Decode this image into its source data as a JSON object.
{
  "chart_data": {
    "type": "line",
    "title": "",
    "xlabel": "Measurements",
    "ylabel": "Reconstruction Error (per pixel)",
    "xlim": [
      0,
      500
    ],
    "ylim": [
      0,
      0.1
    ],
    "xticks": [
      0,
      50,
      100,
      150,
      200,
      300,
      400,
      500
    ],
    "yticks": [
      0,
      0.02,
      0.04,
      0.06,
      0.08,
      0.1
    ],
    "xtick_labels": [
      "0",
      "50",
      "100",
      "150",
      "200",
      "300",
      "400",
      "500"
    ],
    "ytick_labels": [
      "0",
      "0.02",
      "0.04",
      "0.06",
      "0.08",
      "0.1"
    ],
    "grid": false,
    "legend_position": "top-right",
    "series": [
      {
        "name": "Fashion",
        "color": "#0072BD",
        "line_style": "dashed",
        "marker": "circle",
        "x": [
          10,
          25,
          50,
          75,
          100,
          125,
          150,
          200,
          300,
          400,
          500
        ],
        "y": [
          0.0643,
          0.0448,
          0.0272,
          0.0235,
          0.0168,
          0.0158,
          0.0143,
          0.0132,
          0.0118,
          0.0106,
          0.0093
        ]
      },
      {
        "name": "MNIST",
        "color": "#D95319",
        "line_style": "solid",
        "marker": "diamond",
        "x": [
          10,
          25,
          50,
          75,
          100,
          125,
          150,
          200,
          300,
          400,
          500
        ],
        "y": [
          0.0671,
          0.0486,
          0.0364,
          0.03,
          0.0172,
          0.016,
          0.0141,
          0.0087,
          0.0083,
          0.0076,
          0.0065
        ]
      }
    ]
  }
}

* * *

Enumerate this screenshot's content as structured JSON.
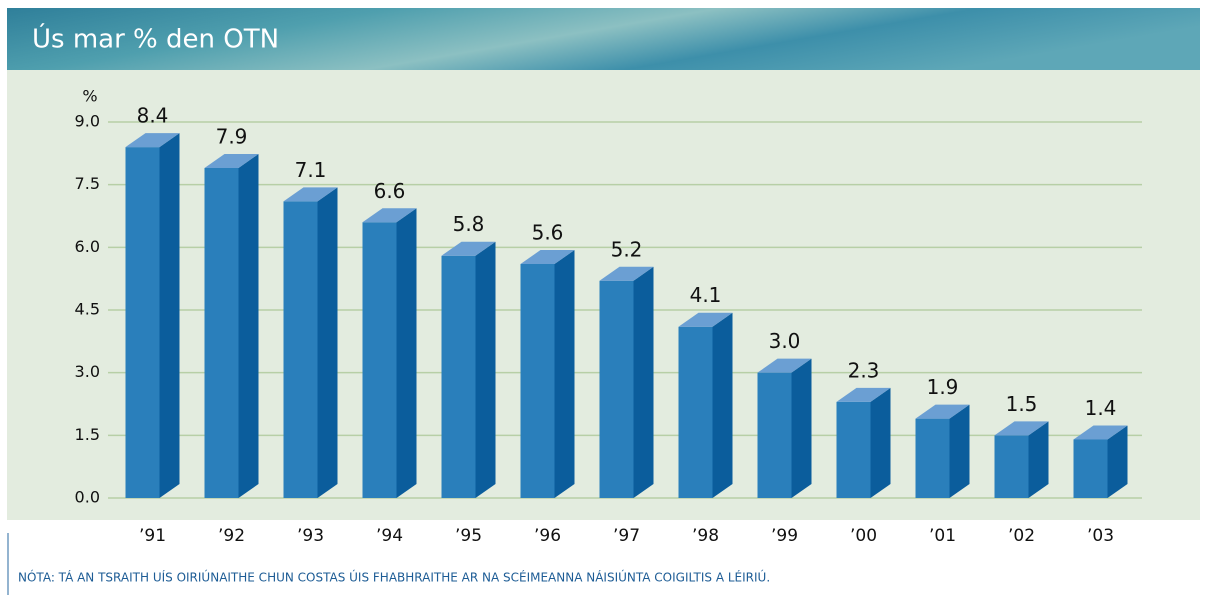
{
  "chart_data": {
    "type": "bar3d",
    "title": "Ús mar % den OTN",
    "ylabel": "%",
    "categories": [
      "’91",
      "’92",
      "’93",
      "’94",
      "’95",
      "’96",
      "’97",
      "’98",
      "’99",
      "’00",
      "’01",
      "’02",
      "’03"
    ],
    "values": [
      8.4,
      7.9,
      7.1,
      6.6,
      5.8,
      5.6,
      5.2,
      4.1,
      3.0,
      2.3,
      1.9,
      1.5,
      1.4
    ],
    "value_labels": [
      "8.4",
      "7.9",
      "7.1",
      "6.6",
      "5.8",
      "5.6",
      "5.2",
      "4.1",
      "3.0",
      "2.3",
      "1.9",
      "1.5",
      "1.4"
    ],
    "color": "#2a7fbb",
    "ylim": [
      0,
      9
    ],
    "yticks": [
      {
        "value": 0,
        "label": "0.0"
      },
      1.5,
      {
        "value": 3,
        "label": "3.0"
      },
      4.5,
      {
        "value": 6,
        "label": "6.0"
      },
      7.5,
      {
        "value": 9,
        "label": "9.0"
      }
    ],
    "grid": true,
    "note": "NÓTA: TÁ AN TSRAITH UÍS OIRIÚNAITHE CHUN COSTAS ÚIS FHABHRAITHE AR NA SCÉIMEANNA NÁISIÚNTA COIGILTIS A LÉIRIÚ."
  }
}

STATED TASK:
Looking at the entries above, say how many lines contain the word "ylabel". Only the number is wanted.

RESULT OF THE TASK:
2